[AIM OF THE TASK] Every line with the word "price" in it should be extracted from the data that follows.

-- Begin GIVEN DATA --

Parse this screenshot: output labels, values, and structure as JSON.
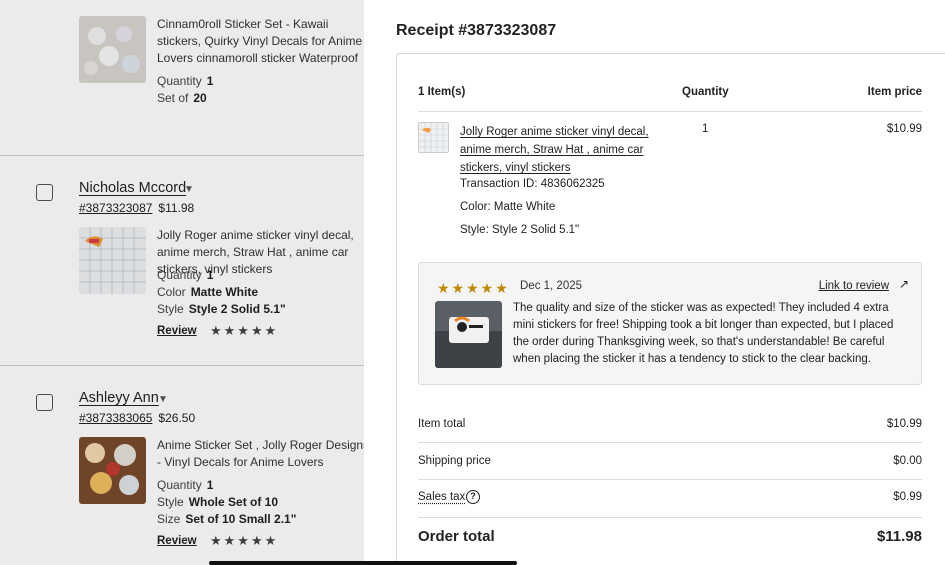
{
  "orders": [
    {
      "item_title": "Cinnam0roll Sticker Set - Kawaii stickers, Quirky Vinyl Decals for Anime Lovers cinnamoroll sticker Waterproof",
      "quantity_label": "Quantity",
      "quantity": "1",
      "set_label": "Set of",
      "set_value": "20"
    },
    {
      "buyer": "Nicholas Mccord",
      "receipt_id": "#3873323087",
      "amount": "$11.98",
      "item_title": "Jolly Roger anime sticker vinyl decal, anime merch, Straw Hat , anime car stickers, vinyl stickers",
      "quantity_label": "Quantity",
      "quantity": "1",
      "color_label": "Color",
      "color_value": "Matte White",
      "style_label": "Style",
      "style_value": "Style 2 Solid 5.1\"",
      "review_label": "Review"
    },
    {
      "buyer": "Ashleyy Ann",
      "receipt_id": "#3873383065",
      "amount": "$26.50",
      "item_title": "Anime Sticker Set , Jolly Roger Designs - Vinyl Decals for Anime Lovers",
      "quantity_label": "Quantity",
      "quantity": "1",
      "style_label": "Style",
      "style_value": "Whole Set of 10",
      "size_label": "Size",
      "size_value": "Set of 10 Small 2.1\"",
      "review_label": "Review"
    }
  ],
  "receipt": {
    "title": "Receipt #3873323087",
    "items_count": "1 Item(s)",
    "quantity_header": "Quantity",
    "price_header": "Item price",
    "item": {
      "title": "Jolly Roger anime sticker vinyl decal, anime merch, Straw Hat , anime car stickers, vinyl stickers",
      "transaction": "Transaction ID: 4836062325",
      "color": "Color: Matte White",
      "style": "Style: Style 2 Solid 5.1\"",
      "quantity": "1",
      "price": "$10.99"
    },
    "review": {
      "rating": 5,
      "stars": "★★★★★",
      "date": "Dec 1, 2025",
      "link_label": "Link to review",
      "text": "The quality and size of the sticker was as expected! They included 4 extra mini stickers for free! Shipping took a bit longer than expected, but I placed the order during Thanksgiving week, so that's understandable! Be careful when placing the sticker it has a tendency to stick to the clear backing."
    },
    "summary": {
      "item_total_label": "Item total",
      "item_total": "$10.99",
      "shipping_label": "Shipping price",
      "shipping": "$0.00",
      "tax_label": "Sales tax",
      "tax": "$0.99",
      "order_total_label": "Order total",
      "order_total": "$11.98"
    }
  },
  "icons": {
    "star": "star-icon",
    "help": "help-icon",
    "external": "external-link-icon",
    "caret": "caret-down-icon"
  },
  "colors": {
    "star_gold": "#c08a00",
    "border": "#dcdcdc"
  }
}
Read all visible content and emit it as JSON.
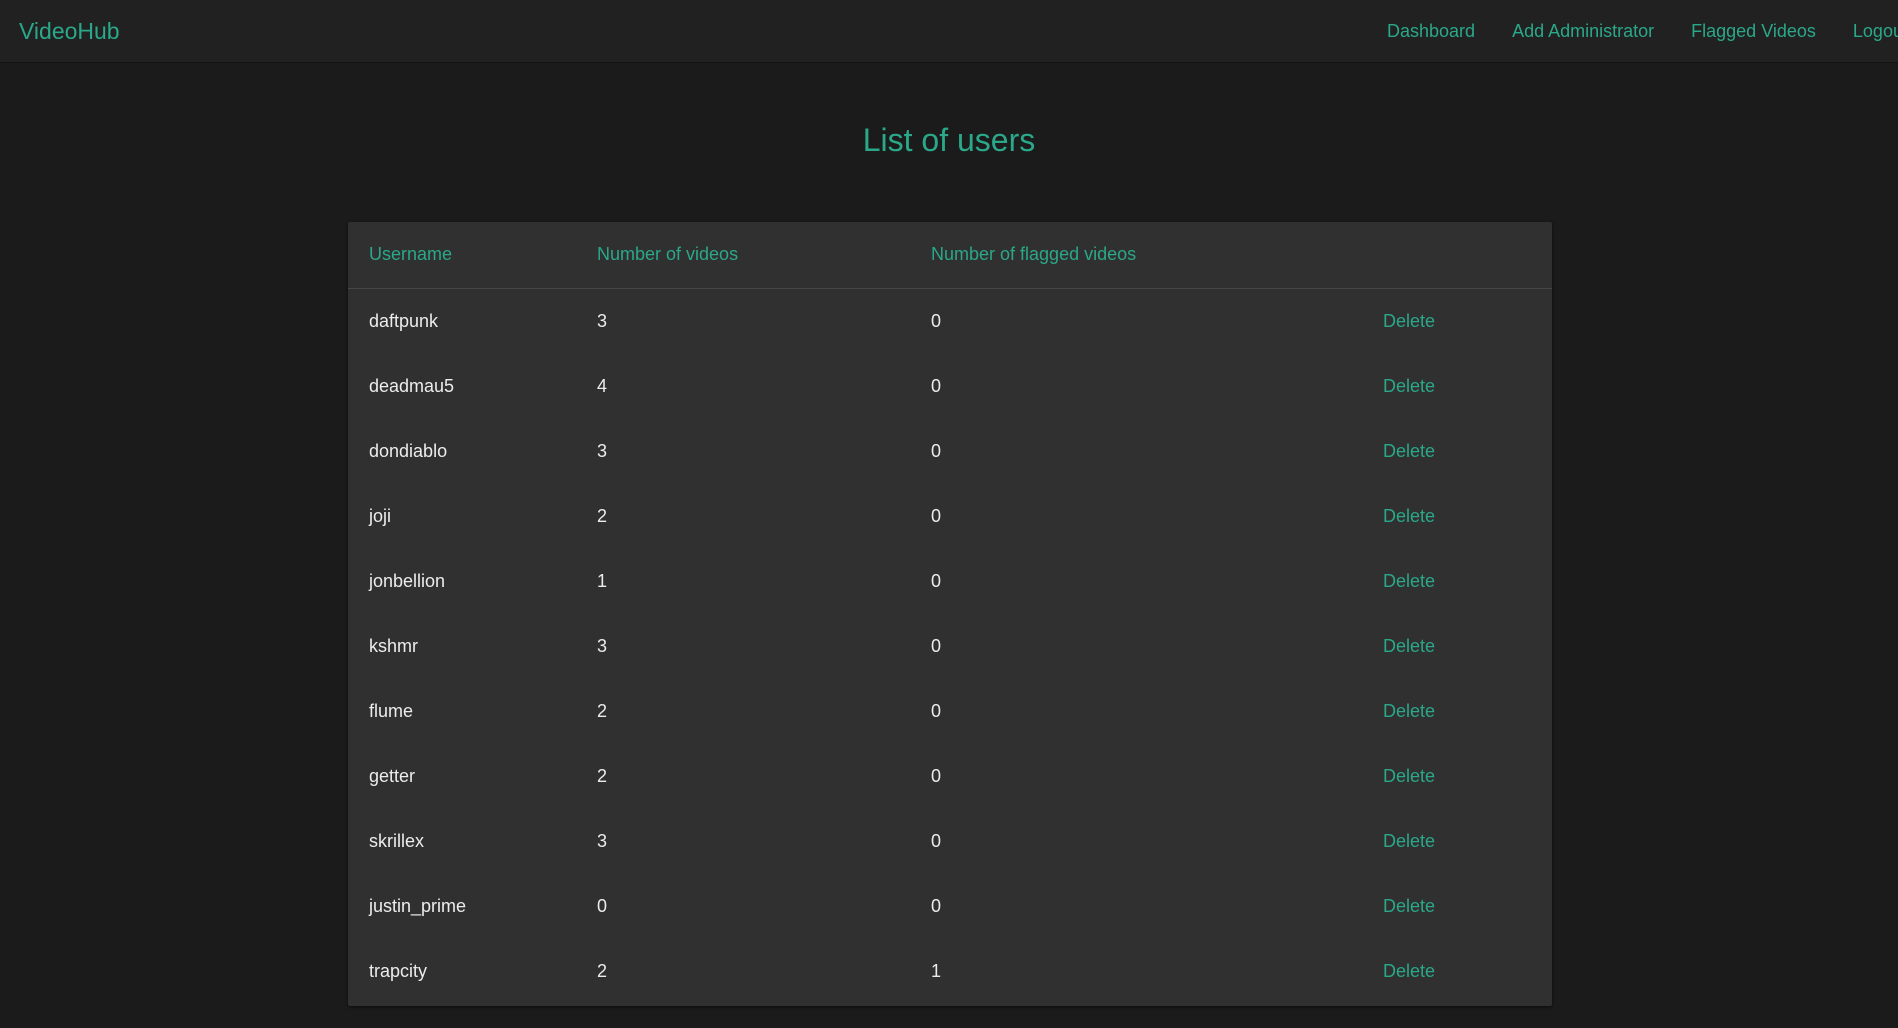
{
  "navbar": {
    "brand": "VideoHub",
    "links": [
      "Dashboard",
      "Add Administrator",
      "Flagged Videos",
      "Logout"
    ]
  },
  "page": {
    "title": "List of users"
  },
  "table": {
    "headers": [
      "Username",
      "Number of videos",
      "Number of flagged videos",
      ""
    ],
    "action_label": "Delete",
    "rows": [
      {
        "username": "daftpunk",
        "videos": "3",
        "flagged": "0"
      },
      {
        "username": "deadmau5",
        "videos": "4",
        "flagged": "0"
      },
      {
        "username": "dondiablo",
        "videos": "3",
        "flagged": "0"
      },
      {
        "username": "joji",
        "videos": "2",
        "flagged": "0"
      },
      {
        "username": "jonbellion",
        "videos": "1",
        "flagged": "0"
      },
      {
        "username": "kshmr",
        "videos": "3",
        "flagged": "0"
      },
      {
        "username": "flume",
        "videos": "2",
        "flagged": "0"
      },
      {
        "username": "getter",
        "videos": "2",
        "flagged": "0"
      },
      {
        "username": "skrillex",
        "videos": "3",
        "flagged": "0"
      },
      {
        "username": "justin_prime",
        "videos": "0",
        "flagged": "0"
      },
      {
        "username": "trapcity",
        "videos": "2",
        "flagged": "1"
      }
    ]
  },
  "colors": {
    "accent": "#2aa889",
    "background": "#1b1b1b",
    "navbar": "#212121",
    "card": "#303030",
    "text": "#ececec"
  }
}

-- End GIVEN DATA --

[ANSWER TO THE EXERCISE]
    "price_header": "Item price",
      "price": "$10.99"
      "shipping_label": "Shipping price",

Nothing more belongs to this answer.